Board-certified podiatric surgeon | Balance Foot & Ankle
Last reviewed: April 2026

Treatment at Balance Foot & Ankle: Diabetic Foot & Circulation Screening →

Quick answer: Foot care for Type 2 diabetes requires daily foot inspection, moisturizing (except between toes), appropriate diabetic footwear, regular podiatry visits, and immediate attention to any wound, blister, or infection. Diabetic peripheral neuropathy (nerve damage) reduces pain sensation, making minor injuries go unnoticed until they become serious infections or ulcers. People with Type 2 diabetes should inspect their feet daily, never walk barefoot, and see a podiatrist at minimum every 3 months.

If you have Type 2 diabetes, your feet are one of the most vulnerable parts of your body — and they often don’t hurt when they’re in trouble. At Balance Foot & Ankle in Howell and Bloomfield Hills, Michigan, foot care for diabetic patients is one of our most important clinical priorities.

> _Task 1_
Answer these questions using the diabetic foot care text:
(a) What does diabetic peripheral neuropathy reduce?
(b) At minimum, how often should people with Type 2 diabetes see a podiatrist?
(c) In which two Michigan locations is Balance Foot & Ankle?
> _Task 2_
Return the passage of the diabetic foot care text from "If you have" to "important clinical priorities.", copied word for word.
The listing that follows is drawn from a separate source.

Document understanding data
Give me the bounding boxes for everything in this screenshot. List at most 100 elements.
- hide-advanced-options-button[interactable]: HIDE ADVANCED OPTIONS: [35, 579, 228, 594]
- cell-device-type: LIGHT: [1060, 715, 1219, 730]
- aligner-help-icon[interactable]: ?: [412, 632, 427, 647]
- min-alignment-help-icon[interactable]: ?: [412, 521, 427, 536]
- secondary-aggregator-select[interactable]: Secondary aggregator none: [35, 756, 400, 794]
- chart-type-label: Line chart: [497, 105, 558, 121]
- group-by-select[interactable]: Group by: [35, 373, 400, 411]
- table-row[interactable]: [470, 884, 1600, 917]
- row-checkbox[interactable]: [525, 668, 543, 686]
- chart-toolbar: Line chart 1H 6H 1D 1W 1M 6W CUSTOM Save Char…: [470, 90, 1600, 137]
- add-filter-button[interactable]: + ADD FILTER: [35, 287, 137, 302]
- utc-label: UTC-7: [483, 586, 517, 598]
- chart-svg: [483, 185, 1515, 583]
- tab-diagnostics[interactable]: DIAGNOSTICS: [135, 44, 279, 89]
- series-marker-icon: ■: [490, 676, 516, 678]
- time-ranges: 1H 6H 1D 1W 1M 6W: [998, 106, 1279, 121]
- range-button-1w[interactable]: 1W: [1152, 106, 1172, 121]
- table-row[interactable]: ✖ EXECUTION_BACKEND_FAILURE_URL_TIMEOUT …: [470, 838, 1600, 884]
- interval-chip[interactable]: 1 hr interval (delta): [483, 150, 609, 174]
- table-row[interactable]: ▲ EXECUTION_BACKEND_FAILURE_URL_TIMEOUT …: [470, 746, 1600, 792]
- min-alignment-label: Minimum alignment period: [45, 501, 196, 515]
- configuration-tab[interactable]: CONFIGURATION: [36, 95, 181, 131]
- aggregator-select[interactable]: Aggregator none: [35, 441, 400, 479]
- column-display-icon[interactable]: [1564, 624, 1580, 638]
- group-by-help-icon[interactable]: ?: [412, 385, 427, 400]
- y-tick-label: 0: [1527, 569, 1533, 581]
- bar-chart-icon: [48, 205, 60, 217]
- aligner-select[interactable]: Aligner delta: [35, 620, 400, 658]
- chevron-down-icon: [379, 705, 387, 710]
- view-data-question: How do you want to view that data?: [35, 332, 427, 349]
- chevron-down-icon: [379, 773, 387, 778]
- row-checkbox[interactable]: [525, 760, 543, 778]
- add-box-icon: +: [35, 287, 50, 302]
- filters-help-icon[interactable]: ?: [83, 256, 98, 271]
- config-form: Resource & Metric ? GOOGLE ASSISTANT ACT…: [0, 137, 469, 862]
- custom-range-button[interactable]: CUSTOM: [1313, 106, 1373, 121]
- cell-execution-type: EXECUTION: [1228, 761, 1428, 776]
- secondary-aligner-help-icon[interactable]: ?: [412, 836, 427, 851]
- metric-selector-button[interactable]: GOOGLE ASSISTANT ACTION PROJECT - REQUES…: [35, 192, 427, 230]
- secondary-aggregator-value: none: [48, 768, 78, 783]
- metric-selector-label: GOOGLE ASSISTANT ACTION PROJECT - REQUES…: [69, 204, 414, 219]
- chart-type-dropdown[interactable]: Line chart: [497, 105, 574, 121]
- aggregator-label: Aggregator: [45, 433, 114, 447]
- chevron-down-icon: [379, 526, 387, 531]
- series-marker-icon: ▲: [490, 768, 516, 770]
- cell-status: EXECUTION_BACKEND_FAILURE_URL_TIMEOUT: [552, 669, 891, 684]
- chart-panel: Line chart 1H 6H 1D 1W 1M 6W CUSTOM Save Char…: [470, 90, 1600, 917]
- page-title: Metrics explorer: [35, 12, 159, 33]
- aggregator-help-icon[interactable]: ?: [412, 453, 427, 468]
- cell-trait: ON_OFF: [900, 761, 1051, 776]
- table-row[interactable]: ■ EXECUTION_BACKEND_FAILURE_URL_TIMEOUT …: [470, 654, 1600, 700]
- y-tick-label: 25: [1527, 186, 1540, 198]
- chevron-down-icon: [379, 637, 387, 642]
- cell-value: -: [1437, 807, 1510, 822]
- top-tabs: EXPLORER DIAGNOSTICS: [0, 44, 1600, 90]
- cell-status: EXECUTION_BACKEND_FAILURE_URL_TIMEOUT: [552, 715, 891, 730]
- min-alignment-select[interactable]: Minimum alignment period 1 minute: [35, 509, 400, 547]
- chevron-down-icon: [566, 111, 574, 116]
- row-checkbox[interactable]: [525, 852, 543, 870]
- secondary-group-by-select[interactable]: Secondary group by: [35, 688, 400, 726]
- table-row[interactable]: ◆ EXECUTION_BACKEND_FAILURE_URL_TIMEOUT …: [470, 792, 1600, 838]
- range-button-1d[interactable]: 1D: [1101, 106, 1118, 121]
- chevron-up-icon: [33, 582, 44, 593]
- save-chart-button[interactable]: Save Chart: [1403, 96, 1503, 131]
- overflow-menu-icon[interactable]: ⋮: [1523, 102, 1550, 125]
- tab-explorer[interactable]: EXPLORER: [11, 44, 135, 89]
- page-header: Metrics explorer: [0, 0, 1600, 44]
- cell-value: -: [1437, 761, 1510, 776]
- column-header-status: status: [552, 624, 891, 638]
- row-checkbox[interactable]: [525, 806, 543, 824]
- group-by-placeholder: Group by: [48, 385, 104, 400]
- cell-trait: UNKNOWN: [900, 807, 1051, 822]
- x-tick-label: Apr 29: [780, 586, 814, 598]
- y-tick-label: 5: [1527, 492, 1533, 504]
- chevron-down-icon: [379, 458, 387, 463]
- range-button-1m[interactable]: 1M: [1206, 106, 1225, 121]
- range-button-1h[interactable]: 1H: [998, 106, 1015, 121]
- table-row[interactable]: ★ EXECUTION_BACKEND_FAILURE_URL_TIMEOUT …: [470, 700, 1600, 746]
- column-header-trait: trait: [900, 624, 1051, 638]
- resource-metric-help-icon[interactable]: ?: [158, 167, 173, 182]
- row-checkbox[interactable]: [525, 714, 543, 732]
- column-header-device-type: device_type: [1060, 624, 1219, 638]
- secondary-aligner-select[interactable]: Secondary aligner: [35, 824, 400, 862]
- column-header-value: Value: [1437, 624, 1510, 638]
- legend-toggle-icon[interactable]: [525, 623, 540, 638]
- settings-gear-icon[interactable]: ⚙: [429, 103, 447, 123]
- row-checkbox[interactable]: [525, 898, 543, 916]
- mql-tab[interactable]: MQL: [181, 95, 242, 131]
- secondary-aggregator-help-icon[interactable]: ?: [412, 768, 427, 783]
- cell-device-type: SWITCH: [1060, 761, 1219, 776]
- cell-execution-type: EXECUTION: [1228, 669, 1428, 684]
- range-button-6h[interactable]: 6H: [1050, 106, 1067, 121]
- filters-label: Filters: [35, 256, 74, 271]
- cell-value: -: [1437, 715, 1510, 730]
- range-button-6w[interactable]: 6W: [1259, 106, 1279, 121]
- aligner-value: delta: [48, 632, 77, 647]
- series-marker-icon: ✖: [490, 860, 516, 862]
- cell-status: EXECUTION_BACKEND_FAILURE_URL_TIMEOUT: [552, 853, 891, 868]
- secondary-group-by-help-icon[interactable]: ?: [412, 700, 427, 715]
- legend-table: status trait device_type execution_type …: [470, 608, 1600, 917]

> _Solution 1_
(a) Pain sensation.
(b) Every 3 months.
(c) Howell and Bloomfield Hills.

> _Solution 2_
If you have Type 2 diabetes, your feet are one of the most vulnerable parts of your body — and they often don’t hurt when they’re in trouble. At Balance Foot & Ankle in Howell and Bloomfield Hills, Michigan, foot care for diabetic patients is one of our most important clinical priorities.